Short problem
Format the lines of the records below, from the line containing "sibillini-mountain-icon — [542, 192, 586, 228]" through the line containing "m-emblem-icon — [522, 899, 566, 939]", as a JSON list of strings with one string per line and no blank lines.

++++++++++++++++++++

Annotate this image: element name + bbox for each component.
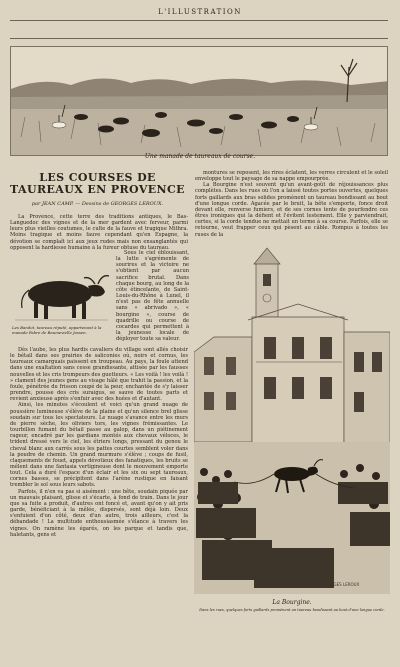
paragraph: Dès l'aube, les plus hardis cavaliers du village sont allés choisir le bétail dans ses prairies de saliconies où, noirs et cornus, les taureaux camarguais paissent en troupeau. Au pays, la foule attend dans une exaltation sans cesse grandissante, attisée par les fausses nouvelles et les cris trompeurs des guetteurs. « Les voilà ! les voilà ! » clament des jeunes gens au visage hâlé que trahit la passion, et la foule, pénétrée du frisson coupé de la peur, enchantée de s'y laisser prendre, pousse des cris suraigus, se sauve de toutes parts et revient anxieuse après s'enfuir avec des huées et d'autant. [10,347,188,403]
bourgine-drawing [194,242,390,594]
paragraph: Ainsi, les minutes s'écoulent et voici qu'un grand nuage de poussière lumineuse s'élève de la plaine et qu'un silence brel glisse soudain sur tous les spectateurs. Le nuage s'avance entre les murs de pierre sèche, les oliviers tors, les vignes frémissantes. Le tourbillon fumant du bétail passe au galop, dans un piétinement rageur, encadré par les gardians montés aux chevaux véloces, le trident dressé vers le ciel, les étriers longs, pressant du genou le cheval blanc aux carrés sous les pattes courtes semblent voler dans la poudre de chemin. Un grand murmure s'élève ; coups de fusil, claquements de fouet, appels dévotieux des fanatiques, les bruits se mêlent dans une fantasia vertigineuse dont le mouvement emporte tout. Cela a duré l'espace d'un éclair et les six ou sept taureaux, cornes basses, se précipitent dans l'arène rustique en faisant trembler le sol sous leurs sabots. [10,402,188,489]
paragraph: Parfois, il n'en va pas si aisément : une bête, soudain piquée par un mauvais plaisant, glisse et s'écarte, à fond de train. Dans le jour que sa fuite a produit, d'autres ont foncé et, avant qu'on y ait pris garde, bénéficiant à la mêlée, dispersés, sont déjà loin. Deux s'enfuient d'un côté, deux d'un autre, trois ailleurs, c'est la débandade ! La multitude enthousiasmée s'élance à travers les vignes. On ramène les égarés, on les parque et tandis que, haletants, gens et [10,488,188,538]
article-column-1-intro [10,214,188,251]
article-column-1-beside-image [116,250,189,342]
paragraph: Sous le ciel éblouissant, la lutte s'agrémente de sourires et la victoire ne s'obtient par aucun sacrifice brutal. Dans chaque bourg, au long de la côte étincelante, de Saint-Louis-du-Rhône à Lunel, il n'est pas de fête annuelle sans « abrivado », « bourgine », course de quadrille ou course de cocardes qui permettent à la jeunesse locale de déployer toute sa valeur. [116,250,189,343]
bull-caption: Les Bandot, taureau réputé, appartenant à la manade Fabre de Baumevielle Jassen. [12,325,102,335]
paragraph: La Provence, cette terre des traditions antiques, le Bas-Languedoc des vignes et de la mer gardent avec ferveur, parmi leurs plus vieilles coutumes, le culte de la fauve et tragique Mithra. Moins tragique et moins fauve cependant qu'en Espagne, la dévotion se complaît ici aux jeux rudes mais non ensanglantés qui opposent la hardiesse humaine à la fureur obtuse du taureau. [10,214,188,251]
article-column-1-body [10,347,188,538]
bull-illustration [10,264,110,324]
article-byline: par JEAN CAMP. — Dessins de GEORGES LEROUX. [31,201,164,207]
header-rule-lower [10,38,388,39]
bull-drawing [10,264,110,324]
journal-header: L'ILLUSTRATION [158,8,242,16]
bourgine-subcaption: Dans les rues, quelques forts gaillards promènent un taureau bondissant au bout d'une longue corde. [199,608,385,612]
manade-illustration [10,46,388,156]
paragraph: La Bourgine n'est souvent qu'un avant-goût de réjouissances plus complètes. Dans les rues où l'on a laissé toutes portes ouvertes, quelques forts gaillards aux bras solides promènent un taureau bondissant au bout d'une longue corde. Agacée par le bruit, la bête s'emporte, fonce droit devant elle, renverse fumiers, et de ses cornes tente de pourfendre ces êtres ironiques qui la défient et l'évitent lestement. Elle y parviendrait, certes, si la corde tendue ne mettait un terme à sa course. Parfois, elle se retourne, veut frapper ceux qui pèsent au câble. Rompus à toutes les ruses de la [195,182,388,238]
manade-caption: Une manade de taureaux de course. [144,153,256,160]
paragraph: montures se reposent, les rires éclatent, les verres circulent et le soleil enveloppe tout le paysage de sa nappe empourprée. [195,170,388,183]
article-column-2-text [195,170,388,238]
manade-drawing [11,47,388,156]
bourgine-caption: La Bourgine. [272,599,312,606]
bourgine-illustration [194,242,390,594]
header-rule [10,20,388,21]
article-title: LES COURSES DE TAUREAUX EN PROVENCE [10,171,185,196]
illustration-signature: GEORGES LEROUX [322,582,360,587]
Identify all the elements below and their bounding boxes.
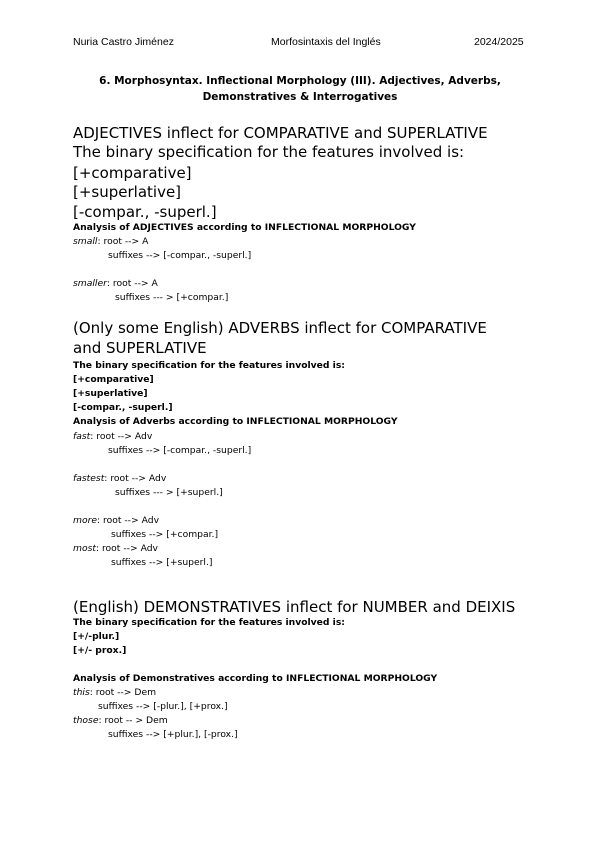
adverbs-feature-neutral: [-compar., -superl.] — [73, 402, 173, 413]
adverbs-example-2-root — [73, 472, 166, 486]
example-word: small — [73, 236, 98, 247]
demonstratives-spec-intro: The binary specification for the features involved is: — [73, 617, 345, 628]
adjectives-heading: ADJECTIVES inflect for COMPARATIVE and SUPERLATIVE — [73, 124, 488, 142]
adjectives-analysis-heading: Analysis of ADJECTIVES according to INFLECTIONAL MORPHOLOGY — [73, 222, 416, 233]
adverbs-example-3-suffix: suffixes --> [+compar.] — [111, 529, 219, 540]
adjectives-example-1-suffix: suffixes --> [-compar., -superl.] — [108, 250, 252, 261]
demonstratives-example-1-suffix: suffixes --> [-plur.], [+prox.] — [98, 701, 228, 712]
header-year: 2024/2025 — [474, 36, 524, 48]
header-author: Nuria Castro Jiménez — [73, 36, 174, 48]
example-word: fast — [73, 431, 91, 442]
adjectives-example-1-root — [73, 235, 148, 249]
adjectives-example-2-root — [73, 277, 158, 291]
demonstratives-feature-proximal: [+/- prox.] — [73, 645, 127, 656]
demonstratives-example-2-suffix: suffixes --> [+plur.], [-prox.] — [108, 729, 238, 740]
example-root: : root --> Dem — [89, 687, 157, 698]
example-root: : root --> Adv — [104, 473, 167, 484]
adverbs-heading-line-1: (Only some English) ADVERBS inflect for COMPARATIVE — [73, 319, 487, 337]
adverbs-example-3-root — [73, 514, 159, 528]
demonstratives-example-1-root — [73, 686, 156, 700]
example-root: : root --> Adv — [90, 431, 153, 442]
example-root: : root --> A — [97, 236, 149, 247]
title-line-1: 6. Morphosyntax. Inflectional Morphology (III). Adjectives, Adverbs, — [99, 75, 501, 87]
example-word: this — [73, 687, 90, 698]
adjectives-feature-superlative: [+superlative] — [73, 183, 182, 201]
adverbs-spec-intro: The binary specification for the features involved is: — [73, 360, 345, 371]
example-root: : root --> A — [106, 278, 158, 289]
header-course: Morfosintaxis del Inglés — [271, 36, 381, 48]
example-word: most — [73, 543, 96, 554]
demonstratives-example-2-root — [73, 714, 168, 728]
example-root: : root --> Adv — [97, 515, 160, 526]
adjectives-feature-neutral: [-compar., -superl.] — [73, 203, 217, 221]
demonstratives-feature-plural: [+/-plur.] — [73, 631, 120, 642]
example-root: : root -- > Dem — [98, 715, 168, 726]
adverbs-example-4-root — [73, 542, 158, 556]
title-line-2: Demonstratives & Interrogatives — [202, 91, 398, 103]
adverbs-heading-line-2: and SUPERLATIVE — [73, 339, 207, 357]
adverbs-feature-superlative: [+superlative] — [73, 388, 148, 399]
example-root: : root --> Adv — [95, 543, 158, 554]
demonstratives-analysis-heading: Analysis of Demonstratives according to INFLECTIONAL MORPHOLOGY — [73, 673, 438, 684]
adverbs-example-2-suffix: suffixes --- > [+superl.] — [115, 487, 223, 498]
example-word: those — [73, 715, 99, 726]
page-title — [60, 73, 540, 105]
adverbs-feature-comparative: [+comparative] — [73, 374, 154, 385]
example-word: more — [73, 515, 98, 526]
adverbs-analysis-heading: Analysis of Adverbs according to INFLECTIONAL MORPHOLOGY — [73, 416, 398, 427]
adverbs-example-1-suffix: suffixes --> [-compar., -superl.] — [108, 445, 252, 456]
example-word: smaller — [73, 278, 107, 289]
adverbs-example-1-root — [73, 430, 152, 444]
demonstratives-heading: (English) DEMONSTRATIVES inflect for NUMBER and DEIXIS — [73, 598, 516, 616]
example-word: fastest — [73, 473, 105, 484]
adjectives-example-2-suffix: suffixes --- > [+compar.] — [115, 292, 229, 303]
adverbs-example-4-suffix: suffixes --> [+superl.] — [111, 557, 213, 568]
adjectives-feature-comparative: [+comparative] — [73, 164, 192, 182]
adjectives-spec-intro: The binary specification for the features involved is: — [73, 143, 465, 161]
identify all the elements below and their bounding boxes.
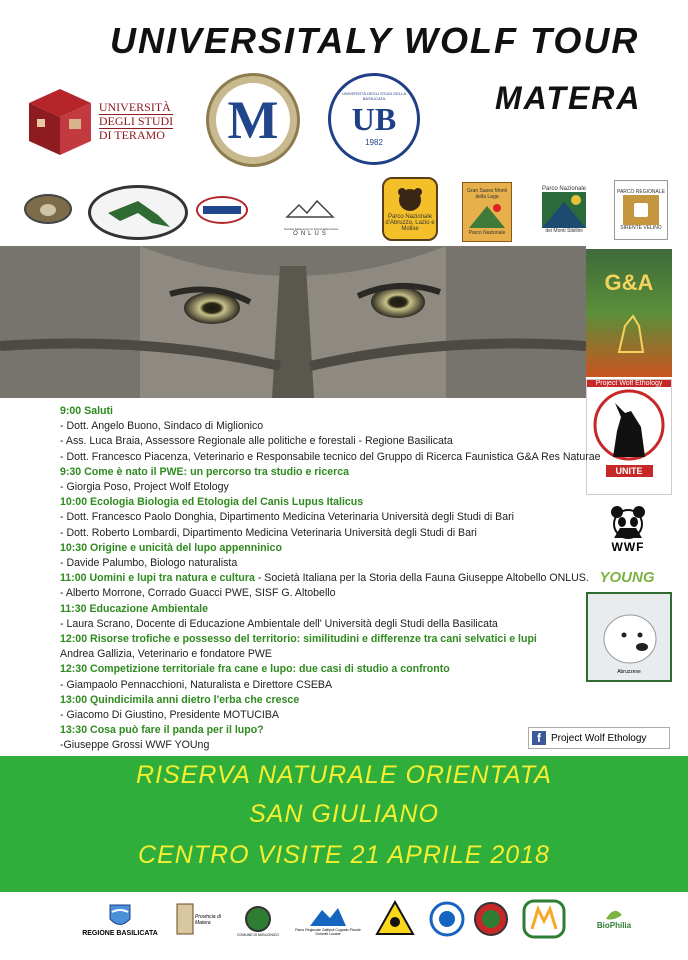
sibillini-mountain-icon — [542, 192, 586, 228]
animals-icon — [281, 187, 341, 227]
basilicata-ring-text: UNIVERSITÀ DEGLI STUDI DELLA BASILICATA — [341, 91, 406, 101]
teramo-cube-icon — [25, 85, 95, 157]
panda-icon — [608, 504, 648, 540]
m-emblem-icon — [522, 899, 566, 939]
schedule-speaker: - Dott. Francesco Piacenza, Veterinario e Responsabile tecnico del Gruppo di Ricerca Faunistica G&A Res Naturae — [60, 450, 601, 463]
schedule-heading — [60, 465, 600, 480]
schedule-speaker: Andrea Gallizia, Veterinario e fondatore PWE — [60, 648, 272, 661]
schedule-heading — [60, 723, 600, 738]
facebook-link[interactable] — [528, 727, 670, 749]
gran-sasso-name: Gran Sasso Monti della Laga — [466, 188, 508, 200]
title-line-2: MATERA — [495, 80, 642, 116]
schedule-speaker: - Davide Palumbo, Biologo naturalista — [60, 557, 238, 570]
biophilia-label: BioPhilia — [596, 920, 632, 930]
title-line-1: UNIVERSITALY WOLF TOUR — [110, 20, 640, 61]
schedule-speaker: -Giuseppe Grossi WWF YOUng — [60, 739, 210, 752]
basilicata-logo — [328, 73, 420, 165]
facebook-label: Project Wolf Ethology — [551, 732, 647, 744]
red-round-logo — [472, 900, 510, 938]
basilicata-year: 1982 — [365, 138, 383, 147]
abruzzo-park-logo — [382, 177, 438, 241]
schedule-speaker: - Dott. Roberto Lombardi, Dipartimento Medicina Veterinaria Università degli Studi di Bari — [60, 526, 477, 539]
schedule-heading — [60, 495, 600, 510]
schedule-speaker: - Dott. Angelo Buono, Sindaco di Miglionico — [60, 420, 264, 433]
provincia-matera-logo — [170, 898, 230, 942]
facebook-icon: f — [532, 731, 546, 745]
unite-label: UNITE — [606, 465, 653, 477]
basilicata-ub: UB — [351, 101, 397, 137]
regione-basilicata-logo — [80, 898, 160, 942]
fauna-society-logo — [274, 183, 348, 241]
schedule-heading-text: 11:30 Educazione Ambientale — [60, 602, 208, 615]
sibillini-top: Parco Nazionale — [541, 186, 587, 192]
schedule-speaker: - Giampaolo Pennacchioni, Naturalista e Direttore CSEBA — [60, 678, 333, 691]
biophilia-logo — [584, 900, 644, 936]
abruzzo-park-name: Parco Nazionale d'Abruzzo, Lazio e Molise — [385, 214, 435, 232]
schedule-heading — [60, 632, 600, 647]
schedule-heading — [60, 571, 600, 586]
schedule-heading — [60, 602, 600, 617]
young-text: YOUNG — [599, 568, 655, 586]
comune-miglionico-logo — [236, 900, 280, 942]
venue-line-1: RISERVA NATURALE ORIENTATA — [136, 761, 552, 789]
wolf-eyes-photo — [0, 246, 586, 398]
program-schedule — [60, 404, 600, 754]
wwf-text: WWF — [611, 540, 645, 554]
parco-mountain-icon — [308, 904, 348, 928]
matera-m-logo — [206, 73, 300, 167]
italy-map-icon — [98, 193, 178, 233]
ga-text: G&A — [604, 270, 654, 295]
comune-emblem-icon — [240, 905, 276, 933]
fauna-society-name: Società Italiana per la Storia della Fauna — [283, 227, 339, 231]
schedule-heading-text: 12:30 Competizione territoriale fra cane e lupo: due casi di studio a confronto — [60, 663, 450, 676]
schedule-heading-rest: - Società Italiana per la Storia della Fauna Giuseppe Altobello ONLUS. — [254, 572, 589, 585]
schedule-speaker: - Giorgia Poso, Project Wolf Etology — [60, 481, 229, 494]
mountain-icon — [467, 200, 507, 230]
regione-basilicata-label: REGIONE BASILICATA — [82, 929, 158, 937]
comune-label: COMUNE DI MIGLIONICO — [236, 933, 279, 937]
warning-triangle-icon — [375, 900, 415, 936]
parco-gallipoli-label: Parco Regionale Gallipoli Cognato Piccole Dolomiti Lucane — [295, 928, 361, 936]
sirente-top: PARCO REGIONALE — [617, 189, 665, 195]
blue-round-emblem-icon — [429, 901, 465, 937]
howling-wolf-icon — [591, 387, 667, 465]
gran-sasso-logo — [462, 182, 512, 242]
fauna-onlus: ONLUS — [293, 231, 329, 237]
red-round-emblem-icon — [473, 901, 509, 937]
gran-sasso-sub: Parco Nazionale — [468, 230, 506, 236]
venue-line-2: SAN GIULIANO — [249, 800, 439, 828]
schedule-heading-text: 12:00 Risorse trofiche e possesso del territorio: similitudini e differenze tra cani selvatici e lupi — [60, 633, 537, 646]
schedule-heading-text: 9:00 Saluti — [60, 405, 113, 417]
parco-gallipoli-logo — [290, 898, 366, 942]
schedule-heading-text: 10:30 Origine e unicità del lupo appenninico — [60, 541, 282, 554]
schedule-speaker: - Dott. Francesco Paolo Donghia, Dipartimento Medicina Veterinaria Università degli Studi di Bari — [60, 511, 514, 524]
teramo-line3: DI TERAMO — [99, 128, 173, 142]
regione-shield-icon — [109, 904, 131, 930]
leaf-icon — [604, 907, 624, 921]
bear-icon — [395, 186, 425, 214]
wwf-logo — [596, 500, 660, 558]
schedule-heading — [60, 541, 600, 556]
italy-map-logo — [88, 185, 188, 240]
schedule-heading-text: 10:00 Ecologia Biologia ed Etologia del Canis Lupus Italicus — [60, 496, 364, 509]
pwe-caption: Project Wolf Ethology — [587, 380, 671, 387]
schedule-heading-text: 9:30 Come è nato il PWE: un percorso tra studio e ricerca — [60, 465, 350, 478]
matera-m-letter: M — [227, 90, 279, 150]
schedule-speaker: - Laura Scrano, Docente di Educazione Ambientale dell' Università degli Studi della Basilicata — [60, 617, 498, 630]
sibillini-logo — [536, 179, 592, 241]
wolf-howl-icon — [599, 296, 659, 356]
blue-round-logo — [428, 900, 466, 938]
wolf-face-icon — [0, 246, 586, 398]
wolf-badge-logo — [24, 194, 72, 224]
schedule-speaker: - Ass. Luca Braia, Assessore Regionale alle politiche e forestali - Regione Basilicata — [60, 435, 453, 448]
schedule-heading — [60, 693, 600, 708]
triangle-logo — [372, 898, 418, 938]
schedule-heading-text: 13:00 Quindicimila anni dietro l'erba che cresce — [60, 693, 300, 706]
provincia-shield-icon — [175, 902, 195, 938]
young-logo — [592, 566, 662, 588]
sirente-bottom: SIRENTE VELINO — [620, 225, 662, 231]
schedule-heading-text: 13:30 Cosa può fare il panda per il lupo? — [60, 724, 264, 737]
schedule-speaker: - Alberto Morrone, Corrado Guacci PWE, SISF G. Altobello — [60, 587, 336, 600]
sibillini-bottom: dei Monti Sibillini — [545, 228, 583, 234]
venue-line-3: CENTRO VISITE 21 APRILE 2018 — [138, 841, 550, 869]
teramo-line2: DEGLI STUDI — [98, 113, 174, 128]
abruzzese-label: Abruzzese — [617, 669, 641, 675]
schedule-speaker: - Giacomo Di Giustino, Presidente MOTUCIBA — [60, 709, 280, 722]
sirente-logo — [614, 180, 668, 240]
ga-logo — [586, 249, 672, 377]
oval-badge-logo — [196, 196, 248, 224]
sheepdog-icon — [594, 599, 664, 669]
teramo-line1: UNIVERSITÀ — [98, 99, 171, 114]
schedule-heading — [60, 404, 600, 419]
teramo-logo — [24, 84, 174, 158]
schedule-heading — [60, 662, 600, 677]
m-green-logo — [520, 898, 568, 940]
provincia-label: Provincia di Matera — [195, 914, 221, 926]
schedule-heading-text: 11:00 Uomini e lupi tra natura e cultura — [60, 572, 255, 585]
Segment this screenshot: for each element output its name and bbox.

++++++++++++++++++++

Answer to the task
[
  "sibillini-mountain-icon — [542, 192, 586, 228]",
  "animals-icon — [281, 187, 341, 227]",
  "basilicata-ring-text: UNIVERSITÀ DEGLI STUDI DELLA BASILICATA — [341, 91, 406, 101]",
  "teramo-cube-icon — [25, 85, 95, 157]",
  "panda-icon — [608, 504, 648, 540]",
  "m-emblem-icon — [522, 899, 566, 939]"
]